(Dataset excerpt)
● ● ● ●

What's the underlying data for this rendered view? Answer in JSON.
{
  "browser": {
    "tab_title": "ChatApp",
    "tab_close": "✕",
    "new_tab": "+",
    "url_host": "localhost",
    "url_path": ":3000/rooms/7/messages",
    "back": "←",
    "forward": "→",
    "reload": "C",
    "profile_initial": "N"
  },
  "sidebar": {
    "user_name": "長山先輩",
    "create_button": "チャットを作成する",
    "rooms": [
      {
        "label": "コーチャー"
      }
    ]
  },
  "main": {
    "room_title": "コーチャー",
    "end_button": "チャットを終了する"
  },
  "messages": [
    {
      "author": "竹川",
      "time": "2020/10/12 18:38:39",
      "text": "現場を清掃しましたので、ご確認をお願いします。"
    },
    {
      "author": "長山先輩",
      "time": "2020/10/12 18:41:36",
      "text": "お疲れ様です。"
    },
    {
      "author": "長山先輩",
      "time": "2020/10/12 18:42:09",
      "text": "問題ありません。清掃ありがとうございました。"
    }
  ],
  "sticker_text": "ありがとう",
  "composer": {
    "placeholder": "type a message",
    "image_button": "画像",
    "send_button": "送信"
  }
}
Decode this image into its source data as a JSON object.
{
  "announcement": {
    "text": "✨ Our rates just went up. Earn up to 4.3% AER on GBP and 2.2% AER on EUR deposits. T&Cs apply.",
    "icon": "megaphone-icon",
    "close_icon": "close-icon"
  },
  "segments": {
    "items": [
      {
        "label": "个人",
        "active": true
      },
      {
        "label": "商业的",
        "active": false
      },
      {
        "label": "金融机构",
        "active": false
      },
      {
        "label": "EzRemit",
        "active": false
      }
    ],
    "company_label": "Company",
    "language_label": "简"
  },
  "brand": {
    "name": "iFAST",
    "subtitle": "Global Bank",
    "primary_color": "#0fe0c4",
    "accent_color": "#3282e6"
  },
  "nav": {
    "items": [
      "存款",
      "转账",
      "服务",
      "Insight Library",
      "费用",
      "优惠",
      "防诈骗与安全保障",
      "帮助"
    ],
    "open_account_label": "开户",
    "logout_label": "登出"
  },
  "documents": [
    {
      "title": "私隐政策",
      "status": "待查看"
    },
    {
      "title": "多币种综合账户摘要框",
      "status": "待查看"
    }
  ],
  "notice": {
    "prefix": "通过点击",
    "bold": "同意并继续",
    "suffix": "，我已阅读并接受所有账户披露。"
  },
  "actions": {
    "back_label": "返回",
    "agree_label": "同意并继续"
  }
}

● ● ● ●

* [Stated problem]:
Gather each line of the records holding the string "JSON".

* [Answer to this problem]:
What's the underlying data for this rendered view? Answer in JSON.
Decode this image into its source data as a JSON object.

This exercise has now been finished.